=== Document segment ===
# Interest in tap and die group buy?



## hannah (Mar 19, 2021)

Trying to gauge interest in a 2021 triple start tap and die group buy. Please comment if that's something you might want to join in.


----------



## beck3906 (Mar 20, 2021)

Interested.


----------



## 444 (Mar 20, 2021)

I am interested also!


----------



## Jon Nutting (Mar 20, 2021)

Interested


----------



## JackNapalm (Mar 20, 2021)

Interested


----------



## Carrick20 (Mar 20, 2021)

Interested


----------



## EricRN (Mar 20, 2021)

Me too.  Would these be tapcco?


----------



## Darrin (Mar 20, 2021)

Im interested in buying from someone not using their purchase from the last group buy


----------



## showcaser (Mar 20, 2021)

Interested.


----------



## Penchant 4 (Mar 20, 2021)

Interested.


----------



## Amanap (Mar 20, 2021)

I am interested


----------



## hannah (Mar 20, 2021)

EricRN said:


> Me too.  Would these be tapcco?


The last one was, so I assume that's who it would be from this time.


----------



## grebmar (Mar 20, 2021)

I am interested.


----------



## RichN (Mar 21, 2021)

Interested


----------



## showfire (Mar 21, 2021)

Interested


----------



## Cavediver (Mar 22, 2021)

Interested


----------



## Aurelius (Mar 23, 2021)

Interested as well


----------



## ivieli (Mar 23, 2021)

Interested.


----------



## hannah (Mar 23, 2021)

I'll put together a group buy soon. Those who are interested keep posting here.


----------



## Rick95602 (Mar 23, 2021)

Yes, very interested. Thanks for stepping up.

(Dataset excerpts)
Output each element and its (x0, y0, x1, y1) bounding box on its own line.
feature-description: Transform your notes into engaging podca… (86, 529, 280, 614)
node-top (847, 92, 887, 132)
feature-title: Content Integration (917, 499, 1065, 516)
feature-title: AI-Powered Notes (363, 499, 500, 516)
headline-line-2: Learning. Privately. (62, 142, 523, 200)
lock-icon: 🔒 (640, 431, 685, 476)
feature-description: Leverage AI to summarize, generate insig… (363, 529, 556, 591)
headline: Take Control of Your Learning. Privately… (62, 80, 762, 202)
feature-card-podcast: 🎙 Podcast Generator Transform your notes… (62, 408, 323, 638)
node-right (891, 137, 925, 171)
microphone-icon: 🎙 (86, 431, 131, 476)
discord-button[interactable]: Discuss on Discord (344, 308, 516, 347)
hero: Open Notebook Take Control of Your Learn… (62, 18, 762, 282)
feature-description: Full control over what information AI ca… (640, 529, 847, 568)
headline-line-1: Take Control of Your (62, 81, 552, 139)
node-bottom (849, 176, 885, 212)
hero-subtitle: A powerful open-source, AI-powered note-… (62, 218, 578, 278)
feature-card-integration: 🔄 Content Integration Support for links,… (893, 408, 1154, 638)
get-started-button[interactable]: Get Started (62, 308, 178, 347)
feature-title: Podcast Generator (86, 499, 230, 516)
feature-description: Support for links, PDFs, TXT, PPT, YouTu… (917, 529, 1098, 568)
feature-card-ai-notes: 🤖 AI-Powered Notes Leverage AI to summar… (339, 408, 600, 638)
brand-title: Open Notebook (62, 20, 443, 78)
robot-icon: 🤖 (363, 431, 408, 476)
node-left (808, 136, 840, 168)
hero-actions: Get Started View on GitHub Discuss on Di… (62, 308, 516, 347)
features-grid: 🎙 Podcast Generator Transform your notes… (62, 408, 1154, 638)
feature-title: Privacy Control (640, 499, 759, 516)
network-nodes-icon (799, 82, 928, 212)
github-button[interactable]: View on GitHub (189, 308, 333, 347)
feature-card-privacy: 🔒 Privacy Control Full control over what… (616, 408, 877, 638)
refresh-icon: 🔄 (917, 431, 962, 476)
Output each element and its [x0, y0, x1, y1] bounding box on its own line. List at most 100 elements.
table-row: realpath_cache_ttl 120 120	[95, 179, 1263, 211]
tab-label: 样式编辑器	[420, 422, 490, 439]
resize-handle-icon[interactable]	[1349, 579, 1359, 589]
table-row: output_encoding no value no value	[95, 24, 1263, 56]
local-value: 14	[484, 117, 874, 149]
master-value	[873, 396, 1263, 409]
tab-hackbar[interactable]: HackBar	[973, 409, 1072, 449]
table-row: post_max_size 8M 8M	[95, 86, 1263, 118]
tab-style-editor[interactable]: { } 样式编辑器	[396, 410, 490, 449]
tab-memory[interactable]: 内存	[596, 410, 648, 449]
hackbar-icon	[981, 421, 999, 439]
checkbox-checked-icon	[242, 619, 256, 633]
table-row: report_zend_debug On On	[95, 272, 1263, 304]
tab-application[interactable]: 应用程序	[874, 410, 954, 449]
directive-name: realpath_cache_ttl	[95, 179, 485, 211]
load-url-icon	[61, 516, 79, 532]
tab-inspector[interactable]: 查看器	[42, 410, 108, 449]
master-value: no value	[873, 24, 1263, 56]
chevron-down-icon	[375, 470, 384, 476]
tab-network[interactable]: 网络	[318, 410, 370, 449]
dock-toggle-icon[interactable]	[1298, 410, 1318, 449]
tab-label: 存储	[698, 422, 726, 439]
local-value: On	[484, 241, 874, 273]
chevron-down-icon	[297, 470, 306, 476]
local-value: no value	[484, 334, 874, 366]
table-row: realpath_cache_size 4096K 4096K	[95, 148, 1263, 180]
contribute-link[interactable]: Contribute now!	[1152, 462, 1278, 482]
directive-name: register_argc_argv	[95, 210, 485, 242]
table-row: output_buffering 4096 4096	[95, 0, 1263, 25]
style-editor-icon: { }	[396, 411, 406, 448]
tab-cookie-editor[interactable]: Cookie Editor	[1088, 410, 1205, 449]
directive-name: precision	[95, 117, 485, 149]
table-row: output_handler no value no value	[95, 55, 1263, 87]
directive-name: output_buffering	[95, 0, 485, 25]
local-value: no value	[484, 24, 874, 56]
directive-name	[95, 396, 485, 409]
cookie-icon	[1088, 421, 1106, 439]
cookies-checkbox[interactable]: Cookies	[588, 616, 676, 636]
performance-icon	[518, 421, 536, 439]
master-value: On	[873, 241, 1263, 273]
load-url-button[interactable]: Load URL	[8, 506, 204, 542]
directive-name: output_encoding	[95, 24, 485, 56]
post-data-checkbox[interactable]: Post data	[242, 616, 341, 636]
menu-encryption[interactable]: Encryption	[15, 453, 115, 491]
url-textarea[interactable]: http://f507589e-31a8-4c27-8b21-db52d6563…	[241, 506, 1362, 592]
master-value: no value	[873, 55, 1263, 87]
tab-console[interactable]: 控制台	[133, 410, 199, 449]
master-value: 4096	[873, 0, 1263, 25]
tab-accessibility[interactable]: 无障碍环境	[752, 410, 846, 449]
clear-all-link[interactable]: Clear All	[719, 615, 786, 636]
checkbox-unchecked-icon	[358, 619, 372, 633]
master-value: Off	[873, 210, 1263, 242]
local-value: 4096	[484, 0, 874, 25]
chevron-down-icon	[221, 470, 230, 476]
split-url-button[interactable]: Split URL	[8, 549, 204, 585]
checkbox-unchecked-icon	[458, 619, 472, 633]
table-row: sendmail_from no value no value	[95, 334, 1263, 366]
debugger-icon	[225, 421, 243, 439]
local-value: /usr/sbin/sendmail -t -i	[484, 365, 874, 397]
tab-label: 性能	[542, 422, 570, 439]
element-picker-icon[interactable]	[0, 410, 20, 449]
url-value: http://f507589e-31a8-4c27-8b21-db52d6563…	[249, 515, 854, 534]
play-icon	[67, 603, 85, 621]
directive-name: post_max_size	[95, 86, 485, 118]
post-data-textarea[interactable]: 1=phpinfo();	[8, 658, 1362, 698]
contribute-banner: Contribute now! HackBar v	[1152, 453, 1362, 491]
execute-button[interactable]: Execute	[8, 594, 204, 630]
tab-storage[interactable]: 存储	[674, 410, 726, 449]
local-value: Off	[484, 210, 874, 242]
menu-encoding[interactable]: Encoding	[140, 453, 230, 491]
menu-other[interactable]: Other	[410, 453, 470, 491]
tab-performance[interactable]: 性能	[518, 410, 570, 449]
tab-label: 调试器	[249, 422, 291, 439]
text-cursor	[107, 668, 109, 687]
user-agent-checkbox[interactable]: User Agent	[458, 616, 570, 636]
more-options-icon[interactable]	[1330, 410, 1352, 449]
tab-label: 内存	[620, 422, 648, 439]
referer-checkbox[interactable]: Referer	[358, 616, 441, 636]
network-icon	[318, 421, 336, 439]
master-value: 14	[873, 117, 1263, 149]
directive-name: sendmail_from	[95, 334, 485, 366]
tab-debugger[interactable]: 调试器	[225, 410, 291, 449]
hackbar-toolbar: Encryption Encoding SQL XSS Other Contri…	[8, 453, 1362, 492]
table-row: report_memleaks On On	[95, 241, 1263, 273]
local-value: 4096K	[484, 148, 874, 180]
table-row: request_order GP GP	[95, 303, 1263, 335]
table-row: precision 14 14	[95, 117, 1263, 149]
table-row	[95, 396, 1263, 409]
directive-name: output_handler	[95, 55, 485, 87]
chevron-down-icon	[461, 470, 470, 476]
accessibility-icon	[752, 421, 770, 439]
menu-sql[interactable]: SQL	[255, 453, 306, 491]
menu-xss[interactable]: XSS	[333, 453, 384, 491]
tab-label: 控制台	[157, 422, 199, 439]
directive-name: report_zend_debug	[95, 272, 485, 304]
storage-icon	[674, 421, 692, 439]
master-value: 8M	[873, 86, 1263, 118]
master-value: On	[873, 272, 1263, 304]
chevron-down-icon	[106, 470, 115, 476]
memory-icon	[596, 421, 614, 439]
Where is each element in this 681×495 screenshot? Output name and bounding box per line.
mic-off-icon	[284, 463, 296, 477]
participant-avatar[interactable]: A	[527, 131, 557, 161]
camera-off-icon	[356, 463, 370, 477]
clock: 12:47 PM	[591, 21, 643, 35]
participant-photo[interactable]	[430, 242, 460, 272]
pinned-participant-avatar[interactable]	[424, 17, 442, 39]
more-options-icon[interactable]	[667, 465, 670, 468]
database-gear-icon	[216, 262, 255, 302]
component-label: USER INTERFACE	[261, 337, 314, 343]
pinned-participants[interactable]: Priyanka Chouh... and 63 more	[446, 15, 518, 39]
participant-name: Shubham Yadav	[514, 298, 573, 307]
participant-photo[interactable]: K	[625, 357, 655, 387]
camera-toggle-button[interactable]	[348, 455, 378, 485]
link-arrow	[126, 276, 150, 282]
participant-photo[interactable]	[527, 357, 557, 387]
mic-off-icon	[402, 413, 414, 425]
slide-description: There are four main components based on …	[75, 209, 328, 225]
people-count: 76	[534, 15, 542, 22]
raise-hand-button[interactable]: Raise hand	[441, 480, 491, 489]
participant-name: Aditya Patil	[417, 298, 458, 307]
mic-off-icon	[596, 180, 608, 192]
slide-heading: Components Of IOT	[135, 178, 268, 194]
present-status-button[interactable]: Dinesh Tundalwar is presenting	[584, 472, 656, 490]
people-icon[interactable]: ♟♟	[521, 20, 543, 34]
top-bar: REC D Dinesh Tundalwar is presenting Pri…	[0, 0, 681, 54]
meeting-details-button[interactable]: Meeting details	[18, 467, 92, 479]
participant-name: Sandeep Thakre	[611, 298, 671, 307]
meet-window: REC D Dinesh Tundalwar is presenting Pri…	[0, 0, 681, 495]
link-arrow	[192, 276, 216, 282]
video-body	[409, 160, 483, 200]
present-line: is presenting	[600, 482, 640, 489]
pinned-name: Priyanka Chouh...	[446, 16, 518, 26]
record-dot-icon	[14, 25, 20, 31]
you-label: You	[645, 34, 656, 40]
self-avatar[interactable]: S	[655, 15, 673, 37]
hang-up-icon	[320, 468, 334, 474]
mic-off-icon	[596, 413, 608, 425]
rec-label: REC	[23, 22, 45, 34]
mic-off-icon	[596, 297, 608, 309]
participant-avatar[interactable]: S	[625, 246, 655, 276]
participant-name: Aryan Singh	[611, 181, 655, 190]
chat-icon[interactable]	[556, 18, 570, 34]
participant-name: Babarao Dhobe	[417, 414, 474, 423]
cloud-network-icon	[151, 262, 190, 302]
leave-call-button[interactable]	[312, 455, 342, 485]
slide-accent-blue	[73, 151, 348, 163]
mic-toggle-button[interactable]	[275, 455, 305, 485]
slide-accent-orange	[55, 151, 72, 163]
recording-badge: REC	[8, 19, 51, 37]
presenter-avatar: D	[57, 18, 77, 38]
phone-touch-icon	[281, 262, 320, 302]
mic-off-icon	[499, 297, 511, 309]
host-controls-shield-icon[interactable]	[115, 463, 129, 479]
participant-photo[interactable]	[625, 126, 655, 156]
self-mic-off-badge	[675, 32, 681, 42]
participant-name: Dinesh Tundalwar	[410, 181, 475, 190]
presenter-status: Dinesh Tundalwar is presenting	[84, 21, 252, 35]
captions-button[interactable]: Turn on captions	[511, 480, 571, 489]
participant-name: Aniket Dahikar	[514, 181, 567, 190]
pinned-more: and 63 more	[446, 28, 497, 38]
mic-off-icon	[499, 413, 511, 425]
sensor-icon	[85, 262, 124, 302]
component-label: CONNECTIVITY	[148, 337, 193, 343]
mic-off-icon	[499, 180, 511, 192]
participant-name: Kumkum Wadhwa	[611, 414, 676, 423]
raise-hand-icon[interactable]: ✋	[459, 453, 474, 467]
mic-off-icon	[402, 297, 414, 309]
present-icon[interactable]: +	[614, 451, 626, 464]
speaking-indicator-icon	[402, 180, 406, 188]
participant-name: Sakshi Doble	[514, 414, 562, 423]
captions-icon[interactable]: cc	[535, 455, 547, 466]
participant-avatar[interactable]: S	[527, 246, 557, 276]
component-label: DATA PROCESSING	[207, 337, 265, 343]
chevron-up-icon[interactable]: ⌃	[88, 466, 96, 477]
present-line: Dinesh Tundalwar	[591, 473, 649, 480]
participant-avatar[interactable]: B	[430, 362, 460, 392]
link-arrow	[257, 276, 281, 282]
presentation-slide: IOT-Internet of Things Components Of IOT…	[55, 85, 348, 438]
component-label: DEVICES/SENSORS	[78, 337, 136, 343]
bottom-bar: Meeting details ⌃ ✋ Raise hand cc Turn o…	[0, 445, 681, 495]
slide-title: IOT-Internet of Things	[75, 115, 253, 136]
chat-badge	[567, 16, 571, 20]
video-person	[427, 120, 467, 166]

=== Explore the material ===
(a) Answer these questions about the tap and die thread:
(i) What kind of tap and die does the first post propose a 2021 group buy for?
(ii) Whom does Darrin say he is interested in buying from?
(iii) In replying to EricRN, what does hannah say about the last group buy's supplier?
(b) Carry on the tap and die thread from its last post.

=== Written answers ===
(a)
(i) A triple start tap and die.
(ii) Someone who is not using their purchase from the last group buy.
(iii) The last one was from Tapcco, so she assumes it would be from them this time too.

(b)
----------



## Mr Vic (Mar 23, 2021)

Yes!


----------



## RichAldrich (Mar 24, 2021)

Yes


----------



## Ghale (Mar 24, 2021)

yes I am interested


----------



## scoops (Mar 30, 2021)

Interested.


----------



## alpha1172 (Apr 1, 2021)

Interested


----------



## Richld16 (Apr 3, 2021)

Definitely interested if I’m not too late.


----------



## Weldon0405 (Apr 4, 2021)

Interested.


----------



## johnjohnson42 (Apr 5, 2021)

Interested


----------



## Pen_man_ship (Apr 5, 2021)

Possibly interested.


----------



## guitarchitect (Apr 5, 2021)

I would like to know more. I'm looking to get started in Kitless and it's hard to find a good "beginners guide" about which taps + dies would be a minimum to get going. What are the group buy prices like compared to what one might pay at a retailer?


----------



## hannah (Apr 5, 2021)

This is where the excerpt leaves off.